- Tasks to complete
1 > Answer these questions about the field cache excerpt, one per line and marked (a), (b), (c) like the questions:
(a) What message does the exception in createValue carry when the config caches neither values nor valid bits?
(b) Which parser does fillByteValues fall back to when config.getParser() returns null?
(c) What kind of issue does the writer suspect the field cache implementation has?
2 > Rewrite the part of the field cache excerpt starting at "The field cache" and ending at "some concurrency issue)", substituting "threading problem" for "concurrency issue".

Start Excerpt to read

The field cache implementation would make sure what you asked for is filled up before passing it back (though i think this has some concurrency issue)

  public ByteValues getByteValues(IndexReader reader, String field, EntryConfig config) throws IOException
  {
    ByteValues vals = (ByteValues) caches.get(Byte.TYPE).get(reader, new Entry(field, config));
    if( vals.values == null && config.cacheValues() ) {
      populator.fillByteValues(vals, reader, field, config);
    }
    if( vals.valid == null && config.cacheValidBits() ) {
      populator.fillValidBits(vals, reader, field, config);
    }
    return vals;
  }

The Cache would then delegate the creation to the populator:

    `@Override`
    protected final ByteValues createValue(IndexReader reader, Entry entry, CachePopulator populator) throws IOException {
      String field = entry.field;
      EntryConfig config = (EntryConfig)entry.custom;
      if (config == null) {
        return wrapper.getByteValues(reader, field, new EntryConfig() );
      }
      ByteValues vals = new ByteValues();
      if( config.cacheValues() ) {
        populator.fillByteValues(vals, reader, field, config);
      }
      else if( config.cacheValidBits() ) {
        populator.fillValidBits(vals, reader, field, config);
      }
      else {
        throw new RuntimeException( "the config must cache values and/or bits" );
      }
      return vals;
    }

The fillByteValues would be the same code as always, but I think the CachedArray should make sure the same parser is used everytime

    `@Override`
    public void fillByteValues( CachedArray vals, IndexReader reader, String field, EntryConfig config ) throws IOException
    {
      ByteParser parser = (ByteParser) config.getParser();
      if( parser == null ) {
        parser = FieldCache.DEFAULT_BYTE_PARSER;
      }
      // Make sure it is the same parser
      int parserHashCode = parser.hashCode();
      if( vals.parserHashCode != null && vals.parserHashCode != parserHashCode ) {
        throw new RuntimeException( "Subsequent calls with different parser!" );
      }
      vals.parserHashCode = parserHashCode;
     ...

End Excerpt to read
Start Material provided

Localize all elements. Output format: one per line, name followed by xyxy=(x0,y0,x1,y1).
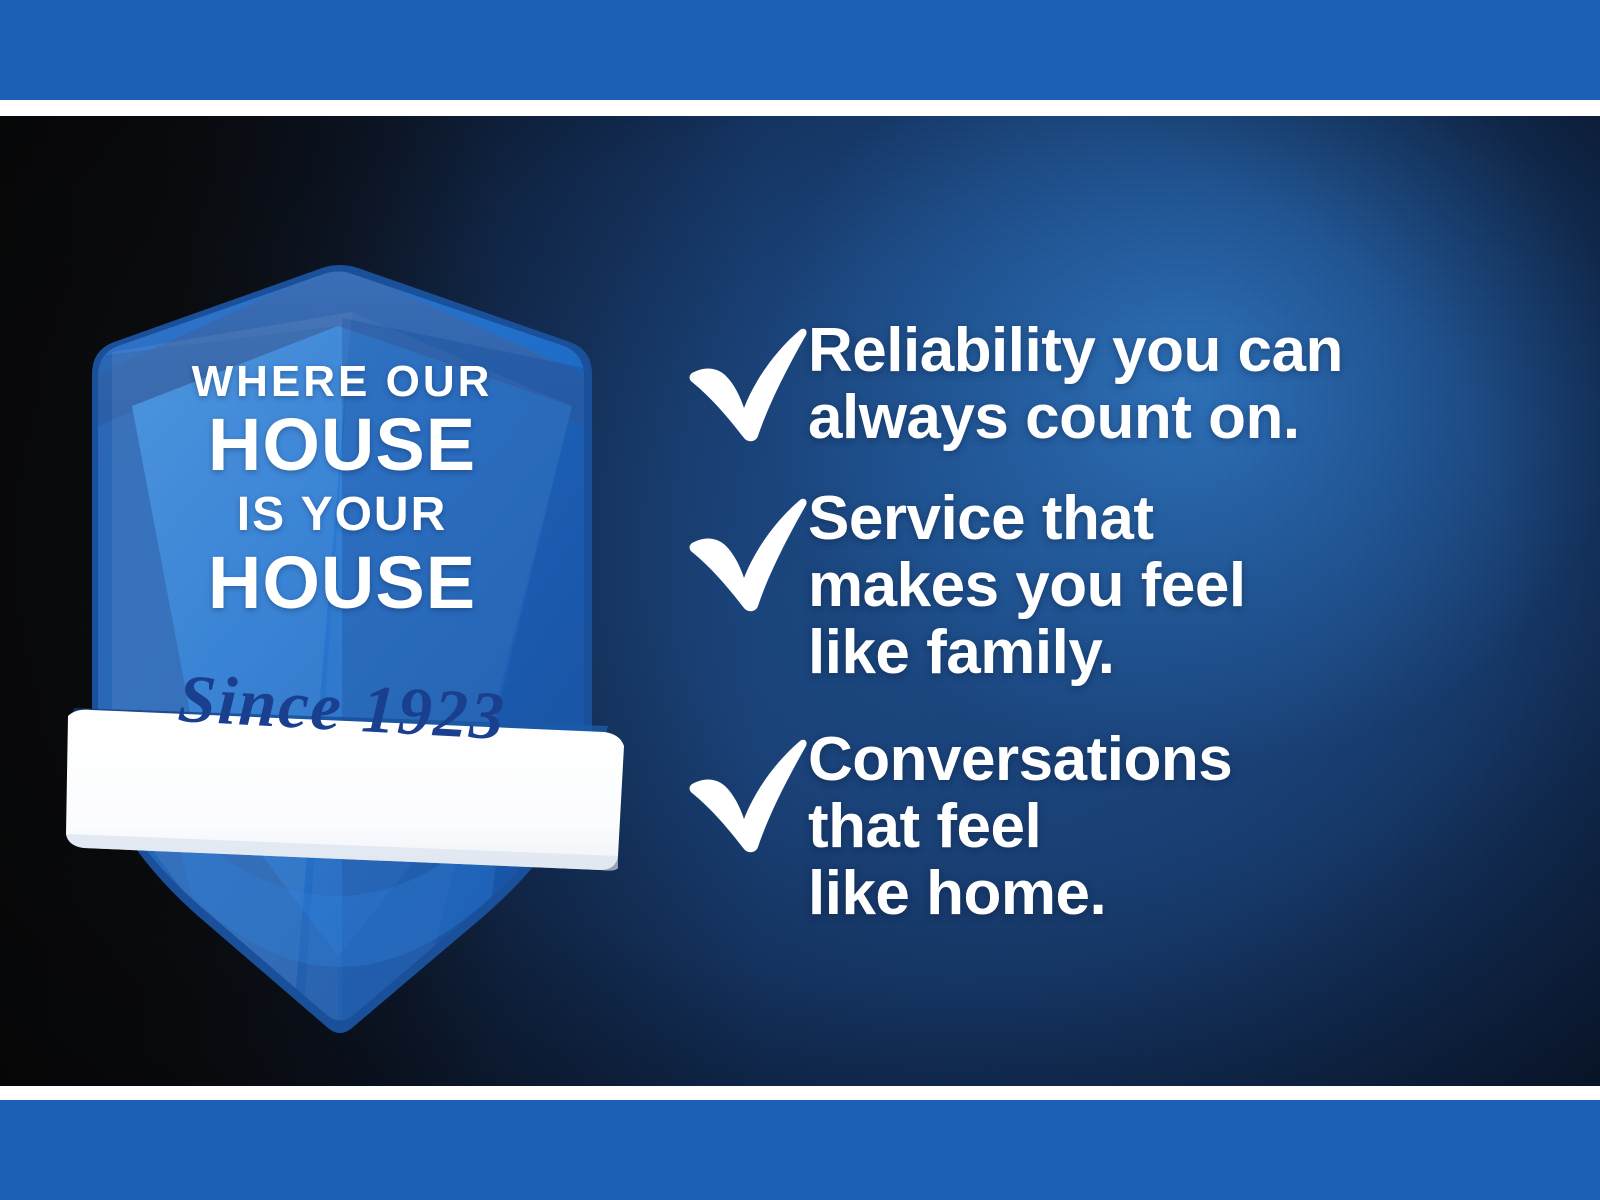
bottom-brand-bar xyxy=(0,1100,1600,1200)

End Material provided

- Outputs for the tasks
1 >
(a) "the config must cache values and/or bits"
(b) FieldCache.DEFAULT_BYTE_PARSER
(c) A concurrency issue

2 >
The field cache implementation would make sure what you asked for is filled up before passing it back (though i think this has some threading problem)